Retype all the entries word for word, but omit the pictures.
** Begin **
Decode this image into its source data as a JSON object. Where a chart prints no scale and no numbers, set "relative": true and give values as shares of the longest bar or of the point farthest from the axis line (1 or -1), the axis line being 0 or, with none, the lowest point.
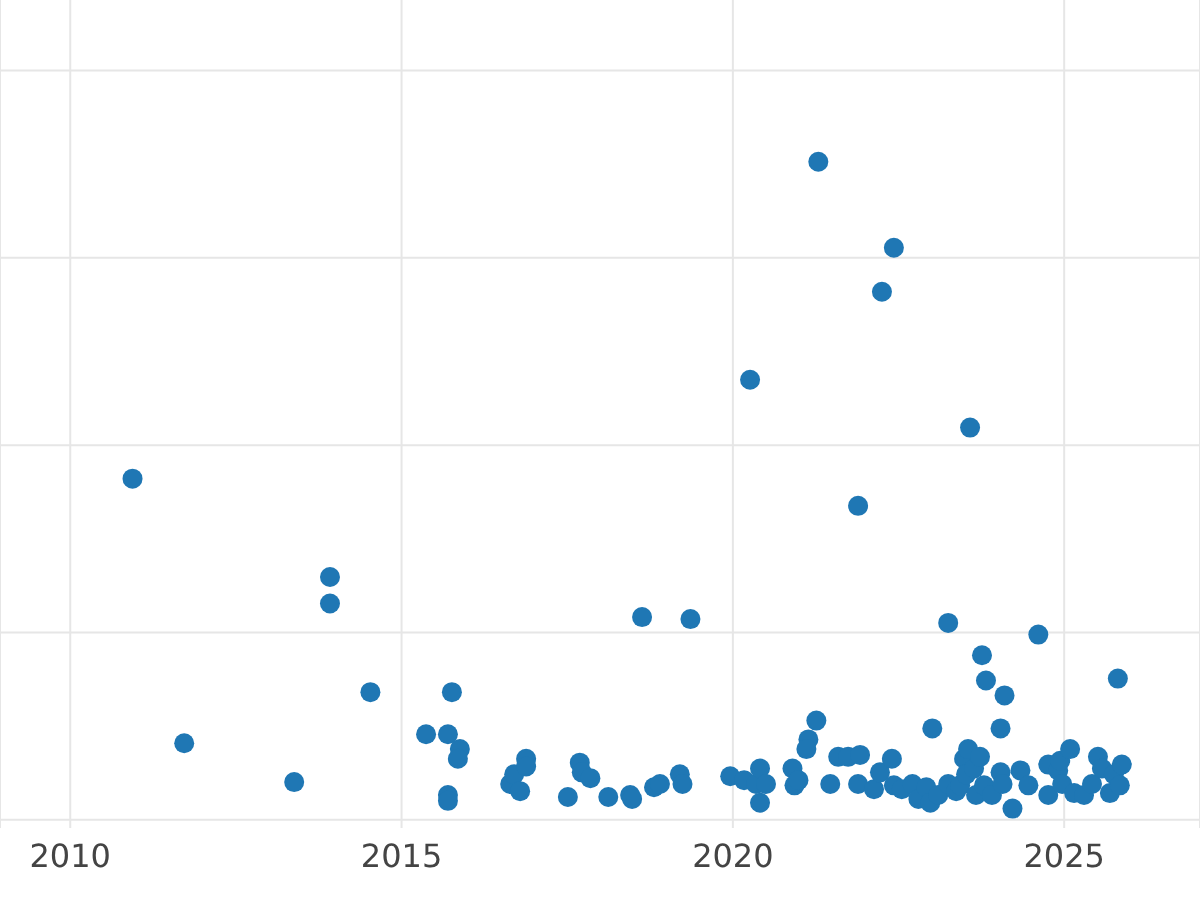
{
  "chart_data": {
    "type": "scatter",
    "relative": true,
    "color": "#1f77b4",
    "marker": "circle",
    "grid": true,
    "tick_labels": "x",
    "xlim": [
      2008.94,
      2027.05
    ],
    "xticks": [
      2010,
      2015,
      2020,
      2025
    ],
    "x": [
      2010.94,
      2011.72,
      2013.38,
      2013.92,
      2013.92,
      2014.53,
      2015.37,
      2015.7,
      2015.76,
      2015.88,
      2015.85,
      2015.7,
      2015.7,
      2016.64,
      2016.7,
      2016.79,
      2016.88,
      2016.88,
      2017.51,
      2017.69,
      2017.72,
      2017.85,
      2018.12,
      2018.45,
      2018.48,
      2018.63,
      2018.81,
      2018.9,
      2019.2,
      2019.24,
      2019.36,
      2019.96,
      2020.17,
      2020.26,
      2020.35,
      2020.41,
      2020.41,
      2020.5,
      2020.9,
      2020.93,
      2020.99,
      2021.14,
      2021.11,
      2021.26,
      2021.29,
      2021.47,
      2021.59,
      2021.74,
      2021.89,
      2021.92,
      2021.89,
      2022.13,
      2022.22,
      2022.25,
      2022.4,
      2022.43,
      2022.43,
      2022.55,
      2022.71,
      2022.8,
      2022.92,
      2023.01,
      2022.98,
      2023.1,
      2023.25,
      2023.25,
      2023.37,
      2023.43,
      2023.49,
      2023.52,
      2023.55,
      2023.58,
      2023.64,
      2023.67,
      2023.73,
      2023.76,
      2023.82,
      2023.79,
      2023.91,
      2024.04,
      2024.04,
      2024.1,
      2024.07,
      2024.22,
      2024.34,
      2024.46,
      2024.61,
      2024.76,
      2024.76,
      2024.91,
      2024.94,
      2024.97,
      2025.09,
      2025.15,
      2025.3,
      2025.42,
      2025.51,
      2025.57,
      2025.69,
      2025.75,
      2025.81,
      2025.84,
      2025.87
    ],
    "values": [
      0.51,
      0.101,
      0.041,
      0.358,
      0.317,
      0.18,
      0.115,
      0.115,
      0.18,
      0.092,
      0.077,
      0.021,
      0.012,
      0.038,
      0.053,
      0.027,
      0.077,
      0.065,
      0.018,
      0.071,
      0.056,
      0.047,
      0.018,
      0.021,
      0.015,
      0.296,
      0.033,
      0.038,
      0.053,
      0.038,
      0.293,
      0.05,
      0.044,
      0.663,
      0.038,
      0.062,
      0.009,
      0.038,
      0.062,
      0.036,
      0.044,
      0.107,
      0.092,
      0.136,
      1.0,
      0.038,
      0.08,
      0.08,
      0.468,
      0.083,
      0.038,
      0.03,
      0.056,
      0.799,
      0.077,
      0.867,
      0.036,
      0.03,
      0.038,
      0.015,
      0.033,
      0.124,
      0.009,
      0.021,
      0.287,
      0.038,
      0.027,
      0.036,
      0.077,
      0.053,
      0.092,
      0.589,
      0.062,
      0.021,
      0.08,
      0.237,
      0.198,
      0.036,
      0.021,
      0.124,
      0.056,
      0.175,
      0.038,
      0.0,
      0.059,
      0.036,
      0.269,
      0.068,
      0.021,
      0.059,
      0.074,
      0.038,
      0.092,
      0.024,
      0.021,
      0.038,
      0.08,
      0.062,
      0.024,
      0.053,
      0.201,
      0.036,
      0.068
    ]
  }
}
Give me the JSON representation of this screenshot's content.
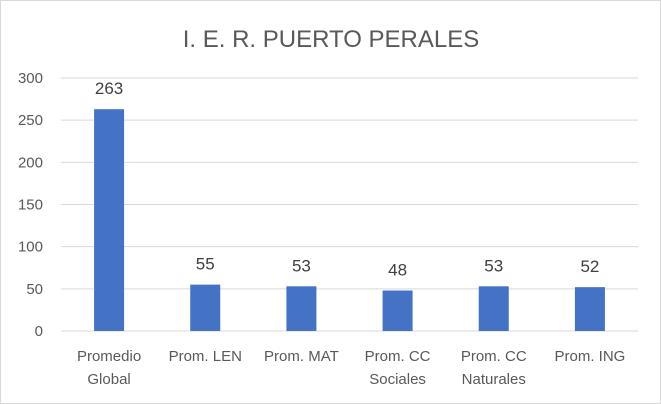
{
  "chart_data": {
    "type": "bar",
    "title": "I. E. R. PUERTO PERALES",
    "categories": [
      [
        "Promedio",
        "Global"
      ],
      [
        "Prom. LEN"
      ],
      [
        "Prom. MAT"
      ],
      [
        "Prom. CC",
        "Sociales"
      ],
      [
        "Prom. CC",
        "Naturales"
      ],
      [
        "Prom. ING"
      ]
    ],
    "values": [
      263,
      55,
      53,
      48,
      53,
      52
    ],
    "data_labels": [
      "263",
      "55",
      "53",
      "48",
      "53",
      "52"
    ],
    "ylim": [
      0,
      300
    ],
    "yticks": [
      "0",
      "50",
      "100",
      "150",
      "200",
      "250",
      "300"
    ],
    "xlabel": "",
    "ylabel": "",
    "grid": true,
    "legend": "none",
    "bar_color": "#4472c4"
  }
}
** End **
ANSWER FOR THIS EXERCISE:
Decode this image into its source data as a JSON object. Where a chart prints no scale and no numbers, set "relative": true and give values as shares of the longest bar or of the point farthest from the axis line (1 or -1), the axis line being 0 or, with none, the lowest point.
{
  "chart_data": {
    "type": "scatter",
    "relative": true,
    "color": "#1f77b4",
    "marker": "circle",
    "grid": true,
    "tick_labels": "x",
    "xlim": [
      2008.94,
      2027.05
    ],
    "xticks": [
      2010,
      2015,
      2020,
      2025
    ],
    "x": [
      2010.94,
      2011.72,
      2013.38,
      2013.92,
      2013.92,
      2014.53,
      2015.37,
      2015.7,
      2015.76,
      2015.88,
      2015.85,
      2015.7,
      2015.7,
      2016.64,
      2016.7,
      2016.79,
      2016.88,
      2016.88,
      2017.51,
      2017.69,
      2017.72,
      2017.85,
      2018.12,
      2018.45,
      2018.48,
      2018.63,
      2018.81,
      2018.9,
      2019.2,
      2019.24,
      2019.36,
      2019.96,
      2020.17,
      2020.26,
      2020.35,
      2020.41,
      2020.41,
      2020.5,
      2020.9,
      2020.93,
      2020.99,
      2021.14,
      2021.11,
      2021.26,
      2021.29,
      2021.47,
      2021.59,
      2021.74,
      2021.89,
      2021.92,
      2021.89,
      2022.13,
      2022.22,
      2022.25,
      2022.4,
      2022.43,
      2022.43,
      2022.55,
      2022.71,
      2022.8,
      2022.92,
      2023.01,
      2022.98,
      2023.1,
      2023.25,
      2023.25,
      2023.37,
      2023.43,
      2023.49,
      2023.52,
      2023.55,
      2023.58,
      2023.64,
      2023.67,
      2023.73,
      2023.76,
      2023.82,
      2023.79,
      2023.91,
      2024.04,
      2024.04,
      2024.1,
      2024.07,
      2024.22,
      2024.34,
      2024.46,
      2024.61,
      2024.76,
      2024.76,
      2024.91,
      2024.94,
      2024.97,
      2025.09,
      2025.15,
      2025.3,
      2025.42,
      2025.51,
      2025.57,
      2025.69,
      2025.75,
      2025.81,
      2025.84,
      2025.87
    ],
    "values": [
      0.51,
      0.101,
      0.041,
      0.358,
      0.317,
      0.18,
      0.115,
      0.115,
      0.18,
      0.092,
      0.077,
      0.021,
      0.012,
      0.038,
      0.053,
      0.027,
      0.077,
      0.065,
      0.018,
      0.071,
      0.056,
      0.047,
      0.018,
      0.021,
      0.015,
      0.296,
      0.033,
      0.038,
      0.053,
      0.038,
      0.293,
      0.05,
      0.044,
      0.663,
      0.038,
      0.062,
      0.009,
      0.038,
      0.062,
      0.036,
      0.044,
      0.107,
      0.092,
      0.136,
      1.0,
      0.038,
      0.08,
      0.08,
      0.468,
      0.083,
      0.038,
      0.03,
      0.056,
      0.799,
      0.077,
      0.867,
      0.036,
      0.03,
      0.038,
      0.015,
      0.033,
      0.124,
      0.009,
      0.021,
      0.287,
      0.038,
      0.027,
      0.036,
      0.077,
      0.053,
      0.092,
      0.589,
      0.062,
      0.021,
      0.08,
      0.237,
      0.198,
      0.036,
      0.021,
      0.124,
      0.056,
      0.175,
      0.038,
      0.0,
      0.059,
      0.036,
      0.269,
      0.068,
      0.021,
      0.059,
      0.074,
      0.038,
      0.092,
      0.024,
      0.021,
      0.038,
      0.08,
      0.062,
      0.024,
      0.053,
      0.201,
      0.036,
      0.068
    ]
  }
}
Give me the JSON representation of this screenshot's content.
{
  "chart_data": {
    "type": "bar",
    "title": "I. E. R. PUERTO PERALES",
    "categories": [
      [
        "Promedio",
        "Global"
      ],
      [
        "Prom. LEN"
      ],
      [
        "Prom. MAT"
      ],
      [
        "Prom. CC",
        "Sociales"
      ],
      [
        "Prom. CC",
        "Naturales"
      ],
      [
        "Prom. ING"
      ]
    ],
    "values": [
      263,
      55,
      53,
      48,
      53,
      52
    ],
    "data_labels": [
      "263",
      "55",
      "53",
      "48",
      "53",
      "52"
    ],
    "ylim": [
      0,
      300
    ],
    "yticks": [
      "0",
      "50",
      "100",
      "150",
      "200",
      "250",
      "300"
    ],
    "xlabel": "",
    "ylabel": "",
    "grid": true,
    "legend": "none",
    "bar_color": "#4472c4"
  }
}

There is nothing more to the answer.